### ЗАДАНИЕ
Процитируйте без изменений отрывок из текста о Сталине и Путине от слов «Возникает вопрос: почему» до слов «границы Российской империи?».

### ТЕКСТОВЫЙ БЛОК
А потом вдруг все снова изменилось. И пока новый президент, сменивший Ельцина, укреплялся во власти, становилось ясно, насколько он ориентируется на ценности прошлого. Вдруг появилось понимание, насколько важен «Мемориал», насколько необходим».
Возникает вопрос: почему Сталин стал Путину примером для подражания, а не, например, Петр Великий или Екатерина Вторая – цари, которые правили в родном его городе и расширили границы Российской империи?
«Потому что Сталин символизирует собой огромное, сильное и почитаемое всеми государство. А доктрина советской России гласила, что большому и могущественному государству необходима диктатура. – поясняет доктор Щербакова. – Почему не Петр или Екатерина? Да потому, что они были западниками, они обожали Запад, они хотели, чтобы Россия была более европейской. Петр Великий основал Санкт-Петербург для того, чтобы пробить окно на Запад. Екатерина была немецкой принцессой и пыталась вести Россию по западному пути. Тогда как Путин предпочитает возврат к советской имперской доктрине, а эту доктрину олицетворяют Сталин, победа во Второй мировой войне и создание социалистического советского блока в Восточной Европе».
Я спрашиваю свою собеседницу: когда она задумывалась над судьбой таких людей как Алексей Навальный, или Юрий Дмитриев, историк, исследователь ГУЛАГа, которого посадили в тюрьму по сфабрикованному обвинению, – не опасалась ли она и за свою жизнь? Ведь существует постоянно пополняемый «черный список» врагов режима или личных врагов Путина. Многих из них либо бросают в тюрьму, либо просто убивают.

### СОБРАННЫЙ МАТЕРИАЛ
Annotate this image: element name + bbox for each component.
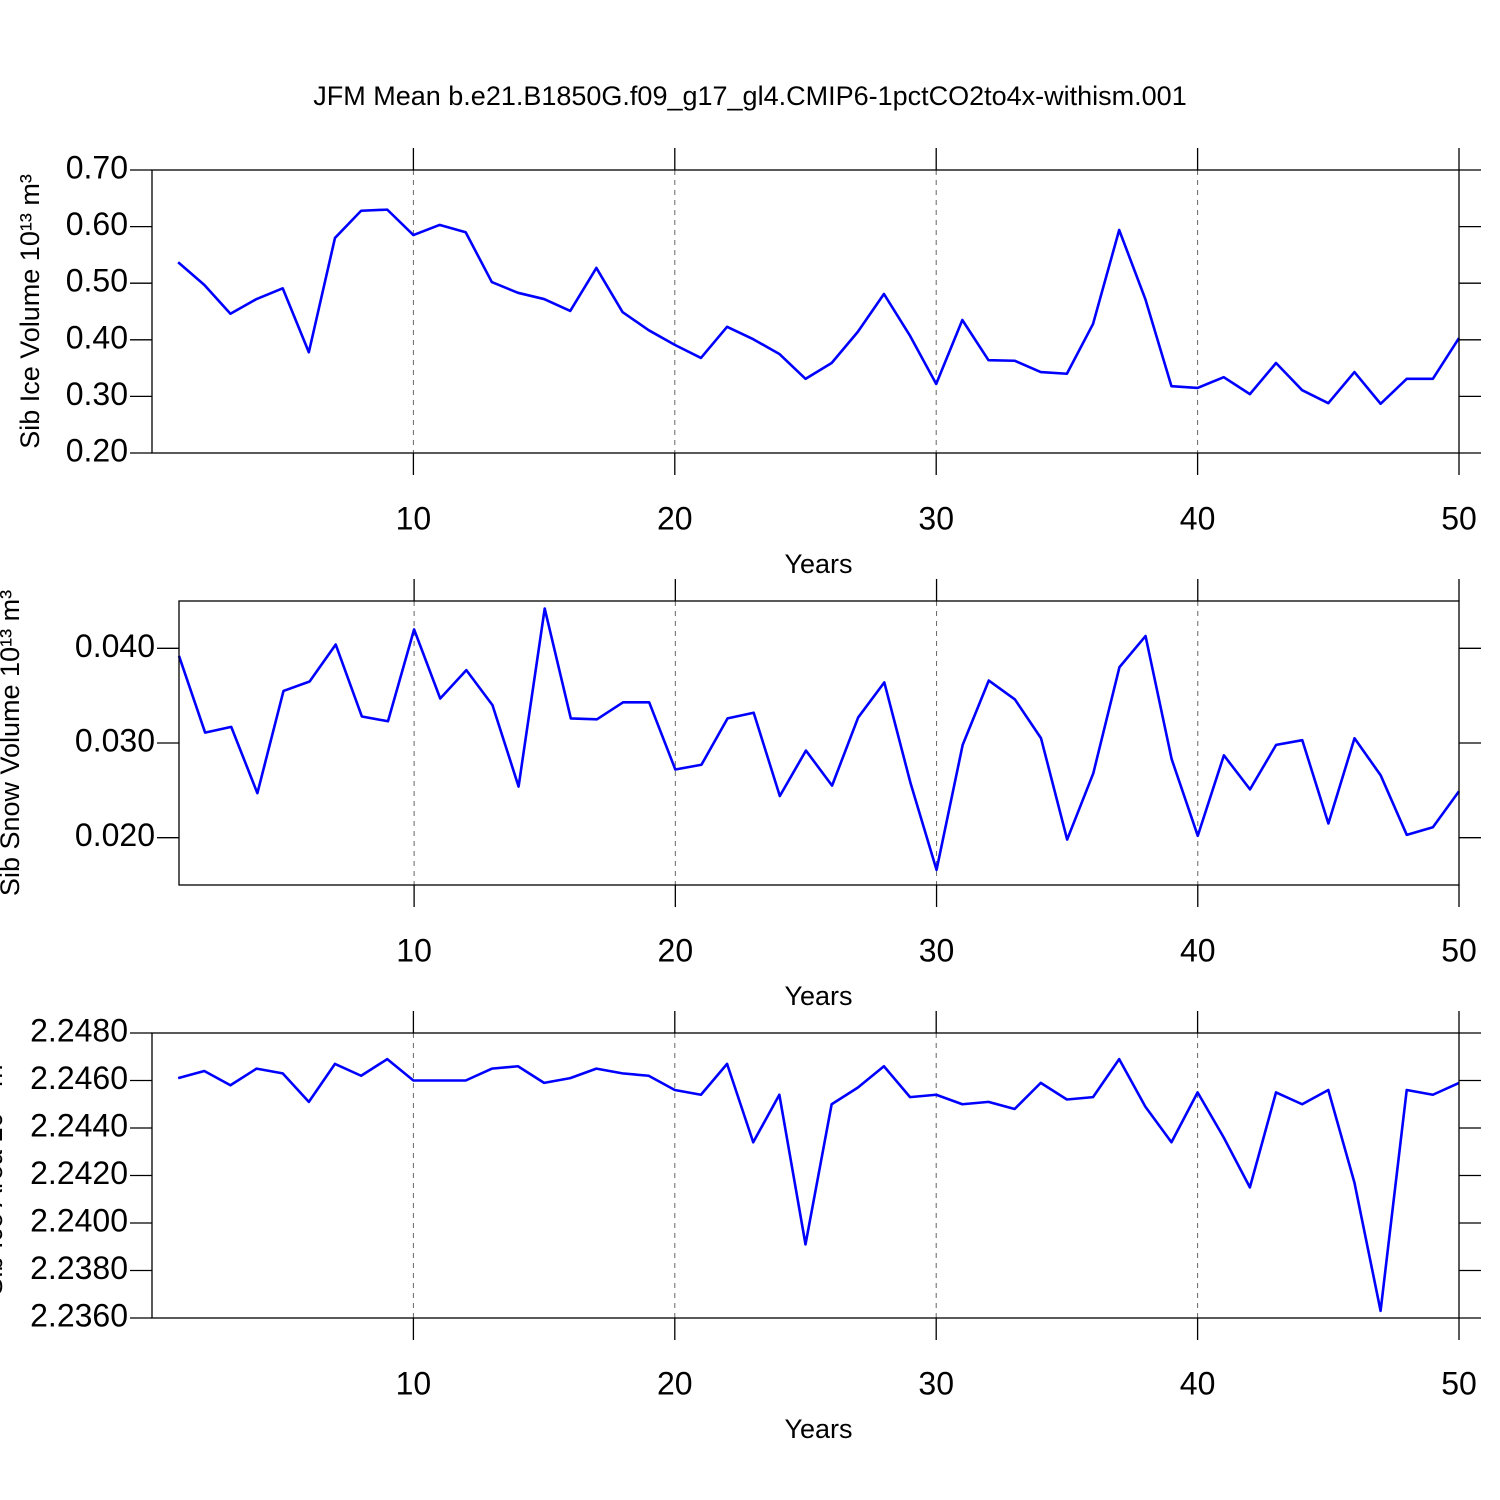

### ОТВЕТ
Возникает вопрос: почему Сталин стал Путину примером для подражания, а не, например, Петр Великий или Екатерина Вторая – цари, которые правили в родном его городе и расширили границы Российской империи?